* BEGIN Source records *

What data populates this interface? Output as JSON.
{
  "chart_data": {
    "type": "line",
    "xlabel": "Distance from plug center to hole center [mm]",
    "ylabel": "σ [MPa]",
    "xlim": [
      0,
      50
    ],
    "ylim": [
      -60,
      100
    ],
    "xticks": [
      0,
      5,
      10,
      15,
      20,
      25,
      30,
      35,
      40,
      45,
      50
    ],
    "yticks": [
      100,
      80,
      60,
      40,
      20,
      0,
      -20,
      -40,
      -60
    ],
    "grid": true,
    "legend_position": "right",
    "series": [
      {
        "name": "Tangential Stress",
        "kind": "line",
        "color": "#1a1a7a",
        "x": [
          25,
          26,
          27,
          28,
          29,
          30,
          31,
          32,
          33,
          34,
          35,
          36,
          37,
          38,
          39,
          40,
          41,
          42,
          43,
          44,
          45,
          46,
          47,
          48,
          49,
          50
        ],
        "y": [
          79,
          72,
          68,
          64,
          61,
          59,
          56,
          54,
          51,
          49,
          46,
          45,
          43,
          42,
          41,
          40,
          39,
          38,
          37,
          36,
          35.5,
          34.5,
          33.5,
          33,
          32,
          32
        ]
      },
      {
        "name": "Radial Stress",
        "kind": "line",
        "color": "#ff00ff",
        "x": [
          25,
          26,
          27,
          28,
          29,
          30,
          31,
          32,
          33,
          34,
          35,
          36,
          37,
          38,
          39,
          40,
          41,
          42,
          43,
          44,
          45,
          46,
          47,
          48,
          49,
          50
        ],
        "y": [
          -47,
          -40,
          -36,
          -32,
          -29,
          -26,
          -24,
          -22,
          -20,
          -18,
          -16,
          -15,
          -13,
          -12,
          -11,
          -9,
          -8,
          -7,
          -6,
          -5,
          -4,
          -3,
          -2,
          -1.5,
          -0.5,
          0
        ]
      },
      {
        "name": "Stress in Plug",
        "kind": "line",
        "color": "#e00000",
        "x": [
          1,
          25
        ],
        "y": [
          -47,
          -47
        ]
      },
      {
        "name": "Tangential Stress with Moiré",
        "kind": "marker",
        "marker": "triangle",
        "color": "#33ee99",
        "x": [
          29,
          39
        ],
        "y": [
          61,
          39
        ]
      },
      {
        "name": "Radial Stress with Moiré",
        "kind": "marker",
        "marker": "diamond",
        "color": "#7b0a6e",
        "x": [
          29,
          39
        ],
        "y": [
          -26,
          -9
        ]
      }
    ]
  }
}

* END Source records *

## Requirements
Pick out lines containing the word "Stress", each one as written.

## Exercise result
        "name": "Tangential Stress",
        "name": "Radial Stress",
        "name": "Stress in Plug",
        "name": "Tangential Stress with Moiré",
        "name": "Radial Stress with Moiré",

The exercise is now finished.